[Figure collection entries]
------------------------
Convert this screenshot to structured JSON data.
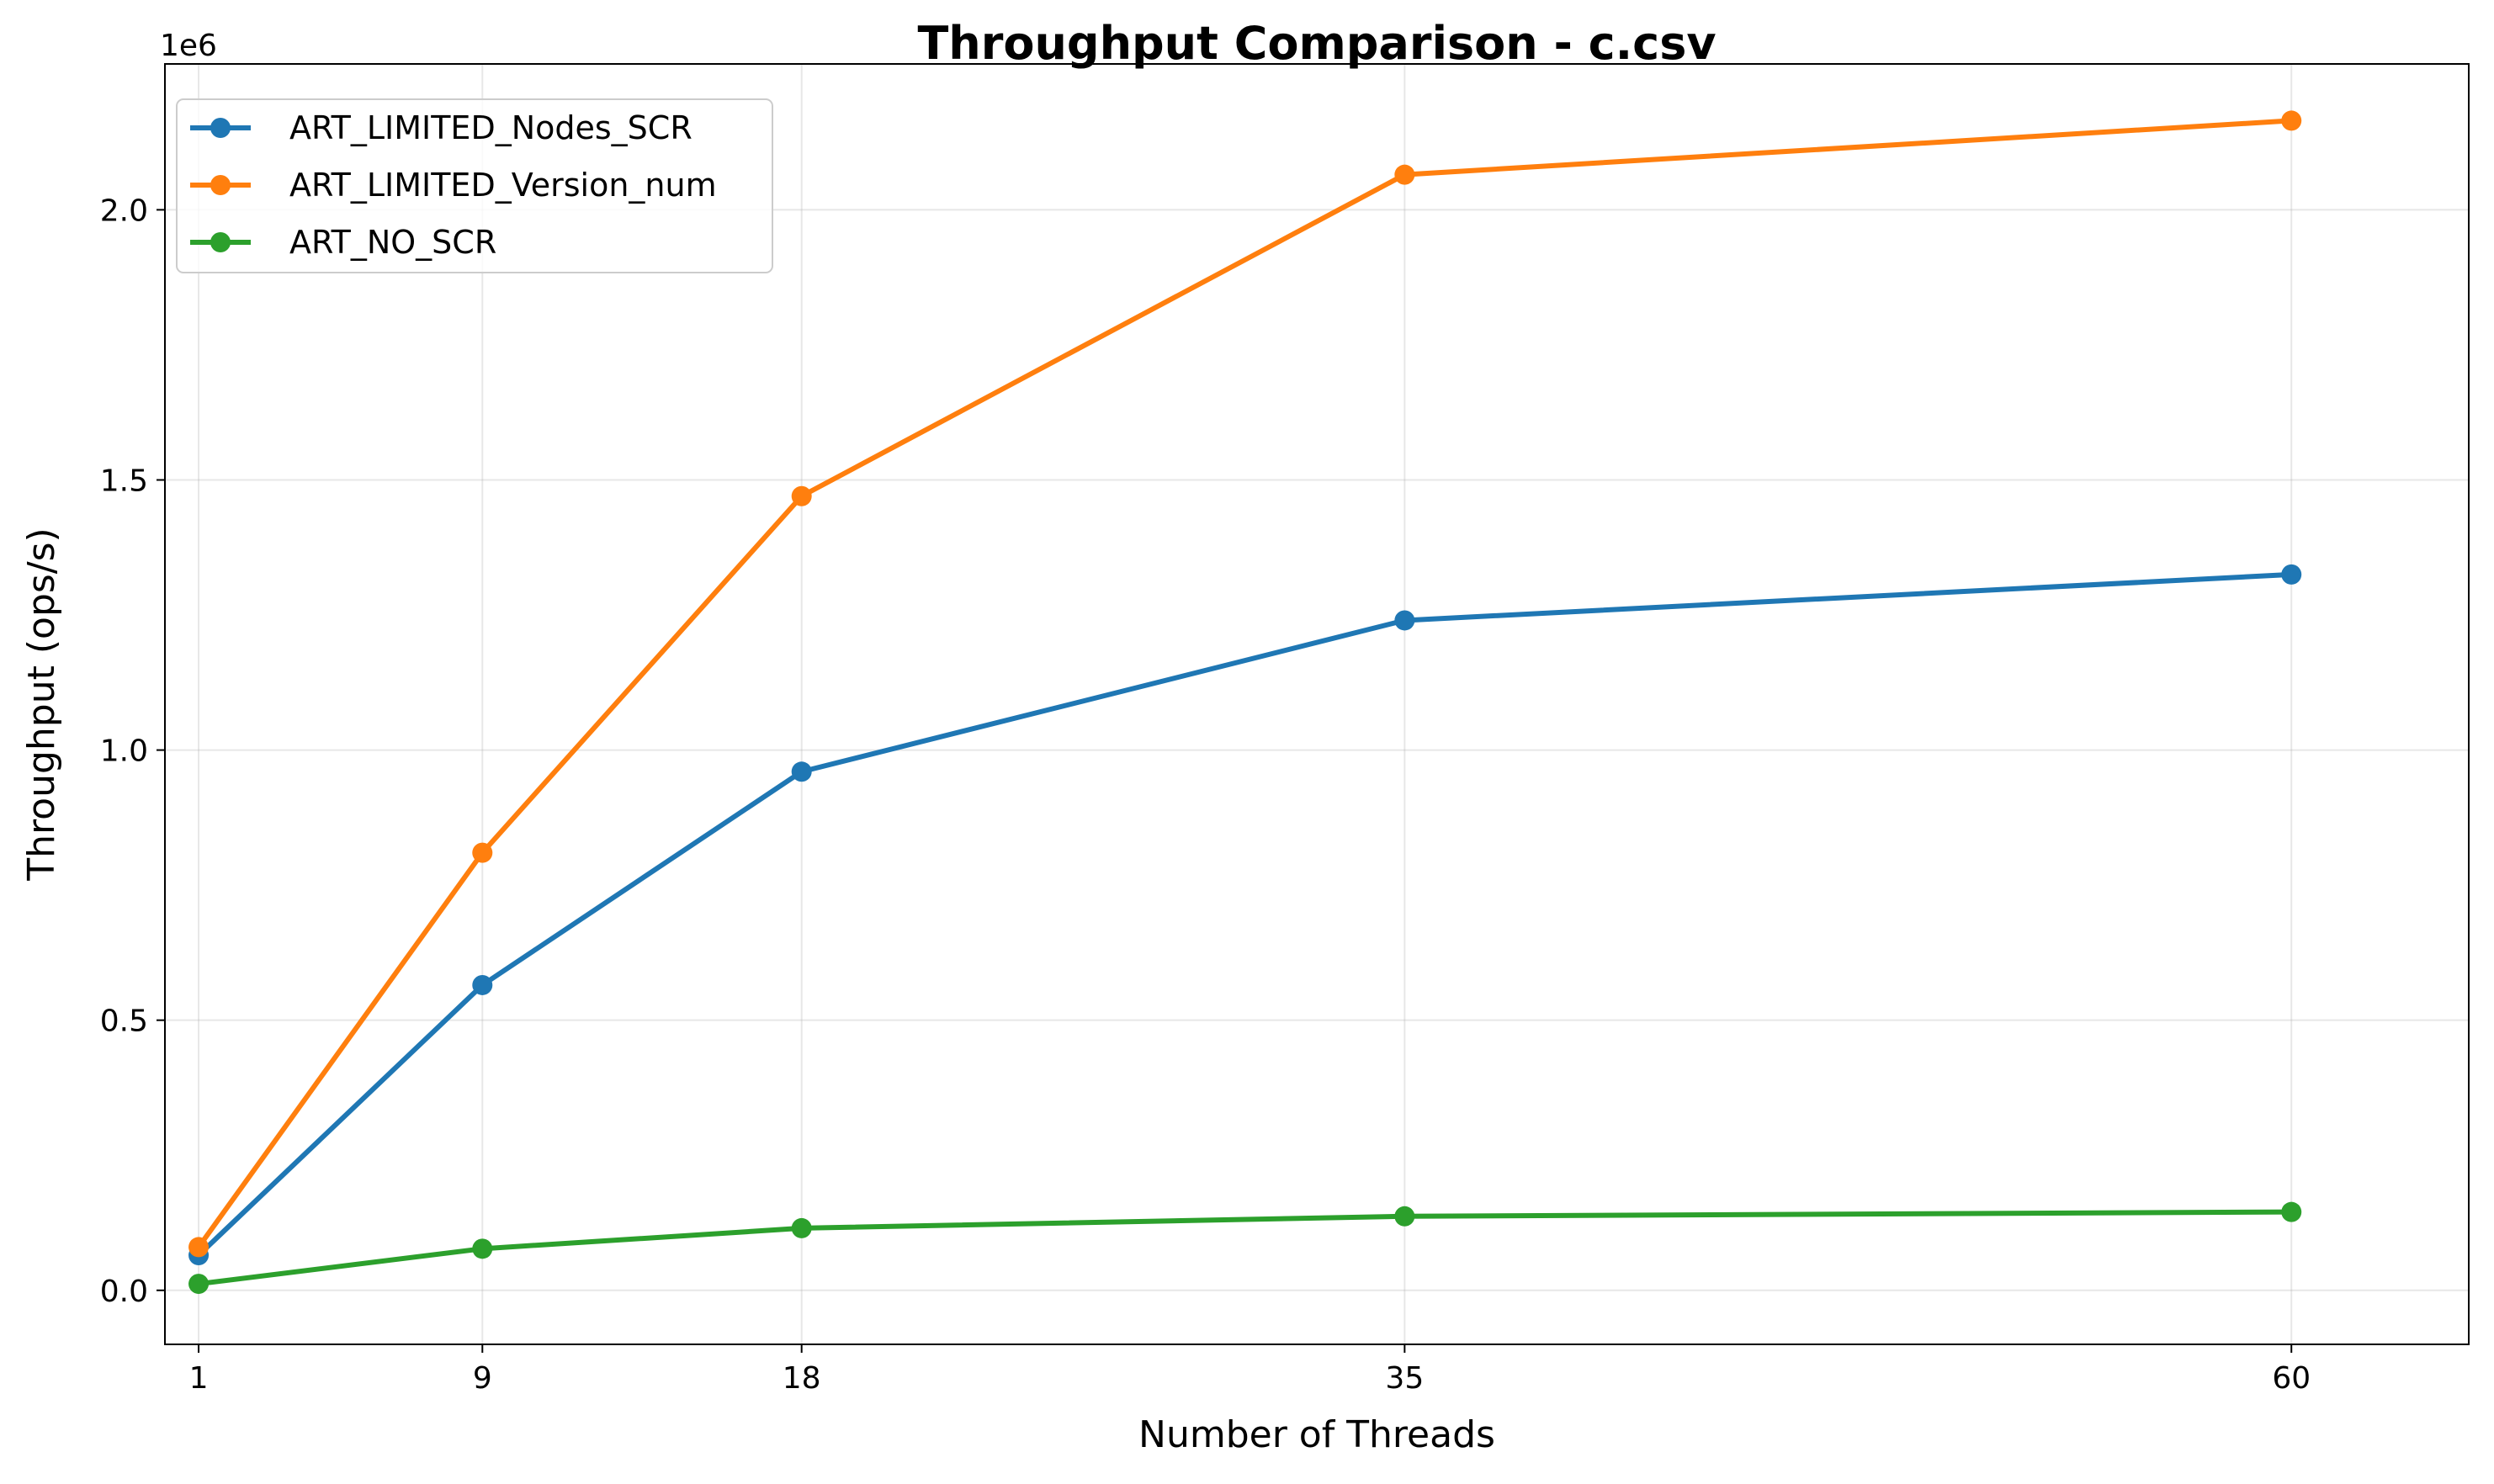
{
  "chart_data": {
    "type": "line",
    "title": "Throughput Comparison - c.csv",
    "xlabel": "Number of Threads",
    "ylabel": "Throughput (ops/s)",
    "y_offset_text": "1e6",
    "x": [
      1,
      9,
      18,
      35,
      60
    ],
    "x_tick_labels": [
      "1",
      "9",
      "18",
      "35",
      "60"
    ],
    "xlim": [
      0.05,
      65.0
    ],
    "ylim": [
      -0.1,
      2.27
    ],
    "y_ticks": [
      0.0,
      0.5,
      1.0,
      1.5,
      2.0
    ],
    "y_tick_labels": [
      "0.0",
      "0.5",
      "1.0",
      "1.5",
      "2.0"
    ],
    "y_unit_scale": 1000000,
    "grid": true,
    "legend_position": "upper-left",
    "series": [
      {
        "name": "ART_LIMITED_Nodes_SCR",
        "color": "#1f77b4",
        "values": [
          0.065,
          0.565,
          0.96,
          1.24,
          1.325
        ]
      },
      {
        "name": "ART_LIMITED_Version_num",
        "color": "#ff7f0e",
        "values": [
          0.08,
          0.81,
          1.47,
          2.065,
          2.165
        ]
      },
      {
        "name": "ART_NO_SCR",
        "color": "#2ca02c",
        "values": [
          0.012,
          0.077,
          0.115,
          0.137,
          0.145
        ]
      }
    ]
  }
}
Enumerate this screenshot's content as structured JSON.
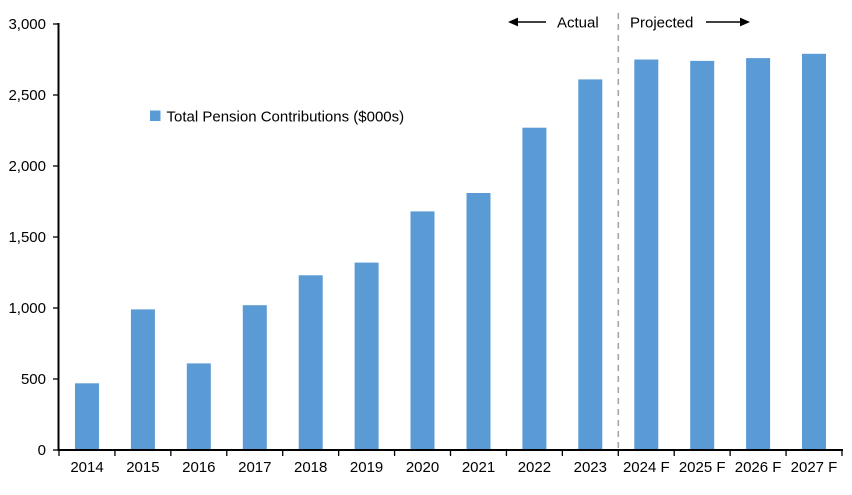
{
  "chart_data": {
    "type": "bar",
    "title": "",
    "categories": [
      "2014",
      "2015",
      "2016",
      "2017",
      "2018",
      "2019",
      "2020",
      "2021",
      "2022",
      "2023",
      "2024 F",
      "2025 F",
      "2026 F",
      "2027 F"
    ],
    "series": [
      {
        "name": "Total Pension Contributions ($000s)",
        "values": [
          470,
          990,
          610,
          1020,
          1230,
          1320,
          1680,
          1810,
          2270,
          2610,
          2750,
          2740,
          2760,
          2790
        ]
      }
    ],
    "xlabel": "",
    "ylabel": "",
    "ylim": [
      0,
      3000
    ],
    "ytick_interval": 500,
    "ytick_labels": [
      "0",
      "500",
      "1,000",
      "1,500",
      "2,000",
      "2,500",
      "3,000"
    ],
    "grid": false,
    "legend_position": "inside-upper-left",
    "bar_color": "#5B9BD5",
    "axis_color": "#000000",
    "divider": {
      "after_category": "2023",
      "color": "#A6A6A6",
      "style": "dashed"
    },
    "annotations": [
      {
        "text": "Actual",
        "side": "left-of-divider",
        "arrow": "points-left"
      },
      {
        "text": "Projected",
        "side": "right-of-divider",
        "arrow": "points-right"
      }
    ]
  },
  "legend": {
    "label": "Total Pension Contributions ($000s)"
  },
  "annotations": {
    "actual": "Actual",
    "projected": "Projected"
  }
}
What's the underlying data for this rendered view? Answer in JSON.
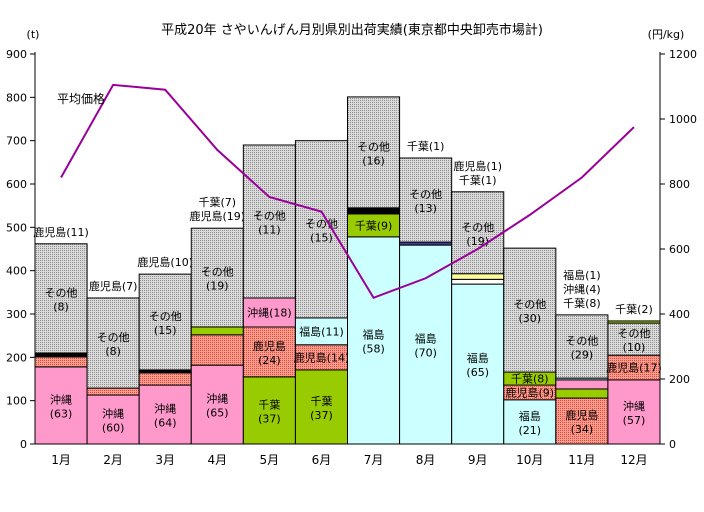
{
  "title": "平成20年 さやいんげん月別県別出荷実績(東京都中央卸売市場計)",
  "chart_data": {
    "type": "bar",
    "subtype": "stacked-bars-with-price-line",
    "title": "平成20年 さやいんげん月別県別出荷実績(東京都中央卸売市場計)",
    "left_axis": {
      "unit": "(t)",
      "min": 0,
      "max": 900,
      "step": 100,
      "ticks": [
        0,
        100,
        200,
        300,
        400,
        500,
        600,
        700,
        800,
        900
      ]
    },
    "right_axis": {
      "unit": "(円/kg)",
      "min": 0,
      "max": 1200,
      "step": 200,
      "ticks": [
        0,
        200,
        400,
        600,
        800,
        1000,
        1200
      ]
    },
    "categories": [
      "1月",
      "2月",
      "3月",
      "4月",
      "5月",
      "6月",
      "7月",
      "8月",
      "9月",
      "10月",
      "11月",
      "12月"
    ],
    "colors": {
      "沖縄": "#FF99CC",
      "鹿児島": "pat-salmon",
      "千葉": "#99CC00",
      "福島": "#CCFFFF",
      "その他": "pat-grey",
      "black": "#000000",
      "navy": "#3D3D99",
      "yellow": "#FFFF99",
      "white": "#FFFFFF"
    },
    "bars": [
      {
        "month": "1月",
        "labels_above": [
          "鹿児島(11)"
        ],
        "segments": [
          {
            "name": "沖縄",
            "value": 178,
            "label": [
              "沖縄",
              "(63)"
            ]
          },
          {
            "name": "鹿児島",
            "value": 23
          },
          {
            "name": "black",
            "value": 9,
            "tick_label": "1"
          },
          {
            "name": "その他",
            "value": 252,
            "label": [
              "その他",
              "(8)"
            ]
          }
        ]
      },
      {
        "month": "2月",
        "labels_above": [
          "鹿児島(7)"
        ],
        "segments": [
          {
            "name": "沖縄",
            "value": 113,
            "label": [
              "沖縄",
              "(60)"
            ]
          },
          {
            "name": "鹿児島",
            "value": 16,
            "tick_label": "0"
          },
          {
            "name": "その他",
            "value": 208,
            "label": [
              "その他",
              "(8)"
            ]
          }
        ]
      },
      {
        "month": "3月",
        "labels_above": [
          "鹿児島(10)"
        ],
        "segments": [
          {
            "name": "沖縄",
            "value": 136,
            "label": [
              "沖縄",
              "(64)"
            ]
          },
          {
            "name": "鹿児島",
            "value": 28
          },
          {
            "name": "black",
            "value": 7,
            "tick_label": "1"
          },
          {
            "name": "その他",
            "value": 221,
            "label": [
              "その他",
              "(15)"
            ]
          }
        ]
      },
      {
        "month": "4月",
        "labels_above": [
          "千葉(7)",
          "鹿児島(19)"
        ],
        "segments": [
          {
            "name": "沖縄",
            "value": 182,
            "label": [
              "沖縄",
              "(65)"
            ]
          },
          {
            "name": "鹿児島",
            "value": 70
          },
          {
            "name": "千葉",
            "value": 18
          },
          {
            "name": "その他",
            "value": 228,
            "label": [
              "その他",
              "(19)"
            ]
          }
        ]
      },
      {
        "month": "5月",
        "labels_above": [],
        "segments": [
          {
            "name": "千葉",
            "value": 155,
            "label": [
              "千葉",
              "(37)"
            ]
          },
          {
            "name": "鹿児島",
            "value": 115,
            "label": [
              "鹿児島",
              "(24)"
            ]
          },
          {
            "name": "沖縄",
            "value": 67,
            "label": [
              "沖縄(18)"
            ]
          },
          {
            "name": "その他",
            "value": 353,
            "label": [
              "その他",
              "(11)"
            ]
          }
        ]
      },
      {
        "month": "6月",
        "labels_above": [],
        "segments": [
          {
            "name": "千葉",
            "value": 171,
            "label": [
              "千葉",
              "(37)"
            ]
          },
          {
            "name": "鹿児島",
            "value": 58,
            "label": [
              "鹿児島(14)"
            ]
          },
          {
            "name": "福島",
            "value": 62,
            "label": [
              "福島(11)"
            ]
          },
          {
            "name": "その他",
            "value": 409,
            "label": [
              "その他",
              "(15)"
            ]
          }
        ]
      },
      {
        "month": "7月",
        "labels_above": [],
        "segments": [
          {
            "name": "福島",
            "value": 478,
            "label": [
              "福島",
              "(58)"
            ]
          },
          {
            "name": "千葉",
            "value": 53,
            "label": [
              "千葉(9)"
            ]
          },
          {
            "name": "black",
            "value": 14
          },
          {
            "name": "その他",
            "value": 256,
            "label": [
              "その他",
              "(16)"
            ]
          }
        ]
      },
      {
        "month": "8月",
        "labels_above": [
          "千葉(1)"
        ],
        "segments": [
          {
            "name": "福島",
            "value": 459,
            "label": [
              "福島",
              "(70)"
            ]
          },
          {
            "name": "navy",
            "value": 7
          },
          {
            "name": "その他",
            "value": 194,
            "label": [
              "その他",
              "(13)"
            ]
          }
        ]
      },
      {
        "month": "9月",
        "labels_above": [
          "鹿児島(1)",
          "千葉(1)"
        ],
        "segments": [
          {
            "name": "福島",
            "value": 369,
            "label": [
              "福島",
              "(65)"
            ]
          },
          {
            "name": "white",
            "value": 11
          },
          {
            "name": "yellow",
            "value": 13
          },
          {
            "name": "その他",
            "value": 189,
            "label": [
              "その他",
              "(19)"
            ]
          }
        ]
      },
      {
        "month": "10月",
        "labels_above": [],
        "segments": [
          {
            "name": "福島",
            "value": 102,
            "label": [
              "福島",
              "(21)"
            ]
          },
          {
            "name": "鹿児島",
            "value": 34,
            "label": [
              "鹿児島(9)"
            ]
          },
          {
            "name": "千葉",
            "value": 30,
            "label": [
              "千葉(8)"
            ]
          },
          {
            "name": "その他",
            "value": 286,
            "label": [
              "その他",
              "(30)"
            ]
          }
        ]
      },
      {
        "month": "11月",
        "labels_above": [
          "福島(1)",
          "沖縄(4)",
          "千葉(8)"
        ],
        "segments": [
          {
            "name": "鹿児島",
            "value": 106,
            "label": [
              "鹿児島",
              "(34)"
            ]
          },
          {
            "name": "千葉",
            "value": 21
          },
          {
            "name": "沖縄",
            "value": 21
          },
          {
            "name": "福島",
            "value": 4
          },
          {
            "name": "その他",
            "value": 146,
            "label": [
              "その他",
              "(29)"
            ]
          }
        ]
      },
      {
        "month": "12月",
        "labels_above": [
          "千葉(2)"
        ],
        "segments": [
          {
            "name": "沖縄",
            "value": 148,
            "label": [
              "沖縄",
              "(57)"
            ]
          },
          {
            "name": "鹿児島",
            "value": 57,
            "label": [
              "鹿児島(17)"
            ]
          },
          {
            "name": "その他",
            "value": 74,
            "label": [
              "その他",
              "(10)"
            ]
          },
          {
            "name": "千葉",
            "value": 5
          }
        ]
      }
    ],
    "price": {
      "label": "平均価格",
      "color": "#990099",
      "unit": "円/kg",
      "values": [
        820,
        1105,
        1090,
        905,
        760,
        715,
        450,
        510,
        600,
        705,
        820,
        975
      ]
    },
    "layout": {
      "grid": false,
      "bars_touch": true,
      "price_label_pos": [
        57,
        103
      ]
    }
  }
}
------------------------
* What this task involves *
Where a line of the material above holds the string "東京都中央卸売市場計", copy that line.

* Written answer *
  "title": "平成20年 さやいんげん月別県別出荷実績(東京都中央卸売市場計)",
    "title": "平成20年 さやいんげん月別県別出荷実績(東京都中央卸売市場計)",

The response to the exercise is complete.